Task goal:
Without the pictures, output the records below word for word.

Information supplied:

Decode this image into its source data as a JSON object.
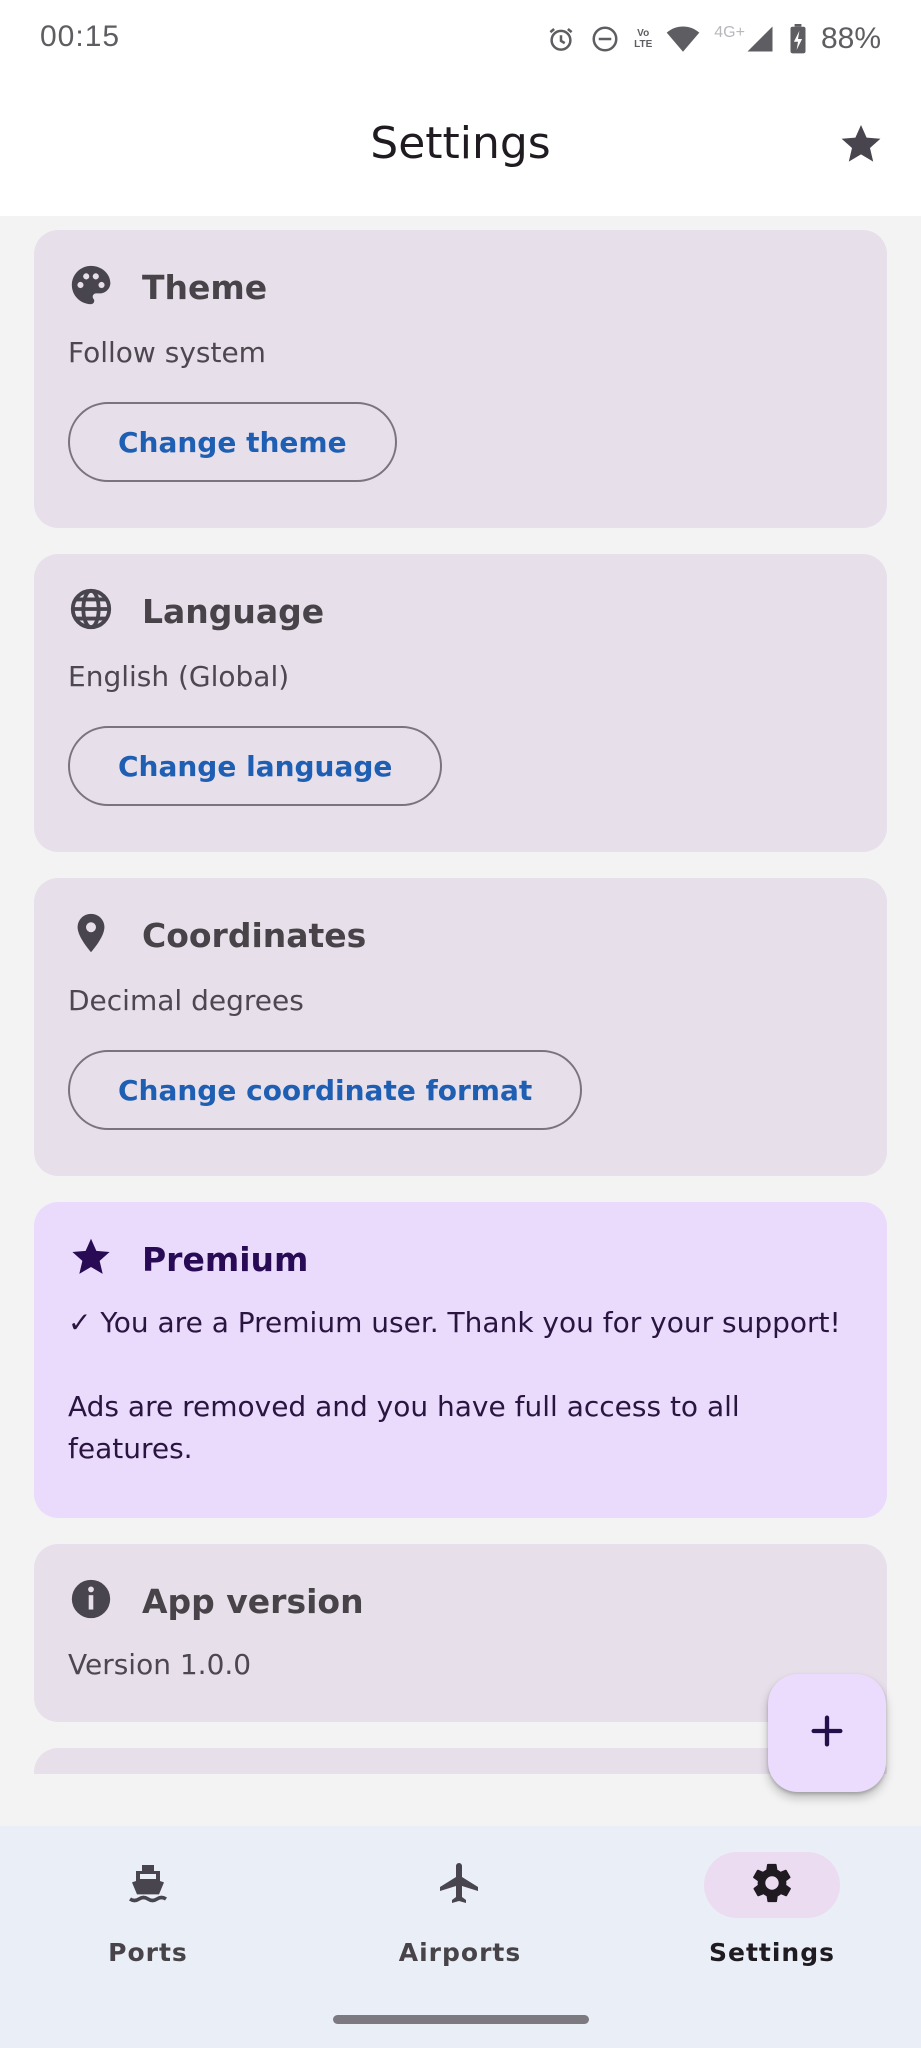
{
  "status_bar": {
    "time": "00:15",
    "network_label_top": "Vo",
    "network_label_bottom": "LTE",
    "network_type": "4G+",
    "battery": "88%",
    "icons": [
      "alarm-icon",
      "do-not-disturb-icon",
      "volte-icon",
      "wifi-icon",
      "signal-icon",
      "battery-charging-icon"
    ]
  },
  "header": {
    "title": "Settings",
    "action_icon": "star-icon"
  },
  "cards": {
    "theme": {
      "title": "Theme",
      "value": "Follow system",
      "button": "Change theme",
      "icon": "palette-icon"
    },
    "language": {
      "title": "Language",
      "value": "English (Global)",
      "button": "Change language",
      "icon": "globe-icon"
    },
    "coordinates": {
      "title": "Coordinates",
      "value": "Decimal degrees",
      "button": "Change coordinate format",
      "icon": "location-pin-icon"
    },
    "premium": {
      "title": "Premium",
      "message": "✓ You are a Premium user. Thank you for your support!",
      "details": "Ads are removed and you have full access to all features.",
      "icon": "star-icon"
    },
    "version": {
      "title": "App version",
      "value": "Version 1.0.0",
      "icon": "info-icon"
    }
  },
  "fab": {
    "icon": "plus-icon"
  },
  "bottom_nav": {
    "items": [
      {
        "label": "Ports",
        "icon": "ship-icon",
        "active": false
      },
      {
        "label": "Airports",
        "icon": "airplane-icon",
        "active": false
      },
      {
        "label": "Settings",
        "icon": "gear-icon",
        "active": true
      }
    ]
  },
  "colors": {
    "card": "#e7dfea",
    "premium_card": "#eadbfc",
    "link": "#1e5fb4",
    "nav_background": "#e9eef7",
    "active_indicator": "#ecdcf2"
  }
}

Task result:
Decode this image into its source data as a JSON object.
{
  "status_bar": {
    "time": "00:15",
    "network_label_top": "Vo",
    "network_label_bottom": "LTE",
    "network_type": "4G+",
    "battery": "88%",
    "icons": [
      "alarm-icon",
      "do-not-disturb-icon",
      "volte-icon",
      "wifi-icon",
      "signal-icon",
      "battery-charging-icon"
    ]
  },
  "header": {
    "title": "Settings",
    "action_icon": "star-icon"
  },
  "cards": {
    "theme": {
      "title": "Theme",
      "value": "Follow system",
      "button": "Change theme",
      "icon": "palette-icon"
    },
    "language": {
      "title": "Language",
      "value": "English (Global)",
      "button": "Change language",
      "icon": "globe-icon"
    },
    "coordinates": {
      "title": "Coordinates",
      "value": "Decimal degrees",
      "button": "Change coordinate format",
      "icon": "location-pin-icon"
    },
    "premium": {
      "title": "Premium",
      "message": "✓ You are a Premium user. Thank you for your support!",
      "details": "Ads are removed and you have full access to all features.",
      "icon": "star-icon"
    },
    "version": {
      "title": "App version",
      "value": "Version 1.0.0",
      "icon": "info-icon"
    }
  },
  "fab": {
    "icon": "plus-icon"
  },
  "bottom_nav": {
    "items": [
      {
        "label": "Ports",
        "icon": "ship-icon",
        "active": false
      },
      {
        "label": "Airports",
        "icon": "airplane-icon",
        "active": false
      },
      {
        "label": "Settings",
        "icon": "gear-icon",
        "active": true
      }
    ]
  },
  "colors": {
    "card": "#e7dfea",
    "premium_card": "#eadbfc",
    "link": "#1e5fb4",
    "nav_background": "#e9eef7",
    "active_indicator": "#ecdcf2"
  }
}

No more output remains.